> _SHORT PROBLEM_:
Extract all of the entries and set them down verbatim.

----- RECORDS SHOWN

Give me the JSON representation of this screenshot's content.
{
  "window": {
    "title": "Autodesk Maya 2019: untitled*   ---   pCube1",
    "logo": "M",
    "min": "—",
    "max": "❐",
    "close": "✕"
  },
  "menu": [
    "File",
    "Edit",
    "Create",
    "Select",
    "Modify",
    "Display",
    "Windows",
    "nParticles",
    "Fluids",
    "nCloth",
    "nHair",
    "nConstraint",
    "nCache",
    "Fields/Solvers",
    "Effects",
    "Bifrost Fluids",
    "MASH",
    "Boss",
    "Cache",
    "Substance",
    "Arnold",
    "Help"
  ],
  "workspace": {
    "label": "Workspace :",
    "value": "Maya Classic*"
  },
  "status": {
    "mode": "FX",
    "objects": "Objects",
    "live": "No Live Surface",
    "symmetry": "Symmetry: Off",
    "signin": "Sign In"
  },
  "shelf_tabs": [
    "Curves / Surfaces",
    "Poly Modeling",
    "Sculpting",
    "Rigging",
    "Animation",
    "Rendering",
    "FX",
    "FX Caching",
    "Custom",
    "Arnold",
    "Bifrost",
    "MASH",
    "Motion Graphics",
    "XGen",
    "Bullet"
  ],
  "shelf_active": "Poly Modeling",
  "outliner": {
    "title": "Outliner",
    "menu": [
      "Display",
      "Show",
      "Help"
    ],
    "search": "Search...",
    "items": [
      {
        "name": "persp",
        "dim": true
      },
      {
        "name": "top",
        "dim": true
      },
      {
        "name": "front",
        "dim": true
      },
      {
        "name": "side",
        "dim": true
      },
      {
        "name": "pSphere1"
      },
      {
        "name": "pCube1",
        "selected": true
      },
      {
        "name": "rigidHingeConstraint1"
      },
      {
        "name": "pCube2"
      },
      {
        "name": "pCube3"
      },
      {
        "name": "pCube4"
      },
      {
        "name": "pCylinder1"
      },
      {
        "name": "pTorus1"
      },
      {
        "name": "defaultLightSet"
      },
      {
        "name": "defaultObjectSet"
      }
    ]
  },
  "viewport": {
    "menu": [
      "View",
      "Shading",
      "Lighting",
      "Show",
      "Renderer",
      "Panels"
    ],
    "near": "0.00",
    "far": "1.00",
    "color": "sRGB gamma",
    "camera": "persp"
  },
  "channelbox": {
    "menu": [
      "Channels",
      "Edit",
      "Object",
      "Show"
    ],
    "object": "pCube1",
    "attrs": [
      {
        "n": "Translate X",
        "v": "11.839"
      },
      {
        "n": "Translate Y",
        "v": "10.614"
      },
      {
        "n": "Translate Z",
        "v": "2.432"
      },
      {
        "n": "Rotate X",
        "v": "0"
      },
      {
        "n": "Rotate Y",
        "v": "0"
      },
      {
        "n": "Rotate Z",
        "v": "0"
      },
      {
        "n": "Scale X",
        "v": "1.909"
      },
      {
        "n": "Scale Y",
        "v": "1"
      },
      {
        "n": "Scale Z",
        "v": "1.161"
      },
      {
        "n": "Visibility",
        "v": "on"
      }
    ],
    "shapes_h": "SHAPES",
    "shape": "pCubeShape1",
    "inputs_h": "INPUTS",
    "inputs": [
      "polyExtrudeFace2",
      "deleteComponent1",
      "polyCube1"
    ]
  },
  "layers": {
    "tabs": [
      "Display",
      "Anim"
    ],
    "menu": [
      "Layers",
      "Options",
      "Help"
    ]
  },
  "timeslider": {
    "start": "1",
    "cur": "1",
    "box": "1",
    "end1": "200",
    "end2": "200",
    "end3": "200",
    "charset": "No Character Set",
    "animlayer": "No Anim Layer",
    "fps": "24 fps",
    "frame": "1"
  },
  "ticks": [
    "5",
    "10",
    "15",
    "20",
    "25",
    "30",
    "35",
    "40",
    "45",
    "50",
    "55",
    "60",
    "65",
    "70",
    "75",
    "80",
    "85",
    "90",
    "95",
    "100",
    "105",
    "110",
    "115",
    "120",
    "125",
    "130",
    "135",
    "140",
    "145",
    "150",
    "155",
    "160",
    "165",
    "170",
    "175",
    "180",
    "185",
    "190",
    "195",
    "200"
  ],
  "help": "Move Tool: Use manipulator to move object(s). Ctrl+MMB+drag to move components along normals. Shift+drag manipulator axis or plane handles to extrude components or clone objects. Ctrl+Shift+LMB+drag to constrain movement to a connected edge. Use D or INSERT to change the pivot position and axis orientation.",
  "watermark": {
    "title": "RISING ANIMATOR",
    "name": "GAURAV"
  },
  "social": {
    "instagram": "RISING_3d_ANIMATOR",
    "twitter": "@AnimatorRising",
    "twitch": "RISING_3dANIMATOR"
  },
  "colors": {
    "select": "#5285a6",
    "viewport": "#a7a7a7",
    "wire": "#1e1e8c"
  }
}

----------

> _EXPECTED OUTPUT_:
Give me the JSON representation of this screenshot's content.
{
  "window": {
    "title": "Autodesk Maya 2019: untitled*   ---   pCube1",
    "logo": "M",
    "min": "—",
    "max": "❐",
    "close": "✕"
  },
  "menu": [
    "File",
    "Edit",
    "Create",
    "Select",
    "Modify",
    "Display",
    "Windows",
    "nParticles",
    "Fluids",
    "nCloth",
    "nHair",
    "nConstraint",
    "nCache",
    "Fields/Solvers",
    "Effects",
    "Bifrost Fluids",
    "MASH",
    "Boss",
    "Cache",
    "Substance",
    "Arnold",
    "Help"
  ],
  "workspace": {
    "label": "Workspace :",
    "value": "Maya Classic*"
  },
  "status": {
    "mode": "FX",
    "objects": "Objects",
    "live": "No Live Surface",
    "symmetry": "Symmetry: Off",
    "signin": "Sign In"
  },
  "shelf_tabs": [
    "Curves / Surfaces",
    "Poly Modeling",
    "Sculpting",
    "Rigging",
    "Animation",
    "Rendering",
    "FX",
    "FX Caching",
    "Custom",
    "Arnold",
    "Bifrost",
    "MASH",
    "Motion Graphics",
    "XGen",
    "Bullet"
  ],
  "shelf_active": "Poly Modeling",
  "outliner": {
    "title": "Outliner",
    "menu": [
      "Display",
      "Show",
      "Help"
    ],
    "search": "Search...",
    "items": [
      {
        "name": "persp",
        "dim": true
      },
      {
        "name": "top",
        "dim": true
      },
      {
        "name": "front",
        "dim": true
      },
      {
        "name": "side",
        "dim": true
      },
      {
        "name": "pSphere1"
      },
      {
        "name": "pCube1",
        "selected": true
      },
      {
        "name": "rigidHingeConstraint1"
      },
      {
        "name": "pCube2"
      },
      {
        "name": "pCube3"
      },
      {
        "name": "pCube4"
      },
      {
        "name": "pCylinder1"
      },
      {
        "name": "pTorus1"
      },
      {
        "name": "defaultLightSet"
      },
      {
        "name": "defaultObjectSet"
      }
    ]
  },
  "viewport": {
    "menu": [
      "View",
      "Shading",
      "Lighting",
      "Show",
      "Renderer",
      "Panels"
    ],
    "near": "0.00",
    "far": "1.00",
    "color": "sRGB gamma",
    "camera": "persp"
  },
  "channelbox": {
    "menu": [
      "Channels",
      "Edit",
      "Object",
      "Show"
    ],
    "object": "pCube1",
    "attrs": [
      {
        "n": "Translate X",
        "v": "11.839"
      },
      {
        "n": "Translate Y",
        "v": "10.614"
      },
      {
        "n": "Translate Z",
        "v": "2.432"
      },
      {
        "n": "Rotate X",
        "v": "0"
      },
      {
        "n": "Rotate Y",
        "v": "0"
      },
      {
        "n": "Rotate Z",
        "v": "0"
      },
      {
        "n": "Scale X",
        "v": "1.909"
      },
      {
        "n": "Scale Y",
        "v": "1"
      },
      {
        "n": "Scale Z",
        "v": "1.161"
      },
      {
        "n": "Visibility",
        "v": "on"
      }
    ],
    "shapes_h": "SHAPES",
    "shape": "pCubeShape1",
    "inputs_h": "INPUTS",
    "inputs": [
      "polyExtrudeFace2",
      "deleteComponent1",
      "polyCube1"
    ]
  },
  "layers": {
    "tabs": [
      "Display",
      "Anim"
    ],
    "menu": [
      "Layers",
      "Options",
      "Help"
    ]
  },
  "timeslider": {
    "start": "1",
    "cur": "1",
    "box": "1",
    "end1": "200",
    "end2": "200",
    "end3": "200",
    "charset": "No Character Set",
    "animlayer": "No Anim Layer",
    "fps": "24 fps",
    "frame": "1"
  },
  "ticks": [
    "5",
    "10",
    "15",
    "20",
    "25",
    "30",
    "35",
    "40",
    "45",
    "50",
    "55",
    "60",
    "65",
    "70",
    "75",
    "80",
    "85",
    "90",
    "95",
    "100",
    "105",
    "110",
    "115",
    "120",
    "125",
    "130",
    "135",
    "140",
    "145",
    "150",
    "155",
    "160",
    "165",
    "170",
    "175",
    "180",
    "185",
    "190",
    "195",
    "200"
  ],
  "help": "Move Tool: Use manipulator to move object(s). Ctrl+MMB+drag to move components along normals. Shift+drag manipulator axis or plane handles to extrude components or clone objects. Ctrl+Shift+LMB+drag to constrain movement to a connected edge. Use D or INSERT to change the pivot position and axis orientation.",
  "watermark": {
    "title": "RISING ANIMATOR",
    "name": "GAURAV"
  },
  "social": {
    "instagram": "RISING_3d_ANIMATOR",
    "twitter": "@AnimatorRising",
    "twitch": "RISING_3dANIMATOR"
  },
  "colors": {
    "select": "#5285a6",
    "viewport": "#a7a7a7",
    "wire": "#1e1e8c"
  }
}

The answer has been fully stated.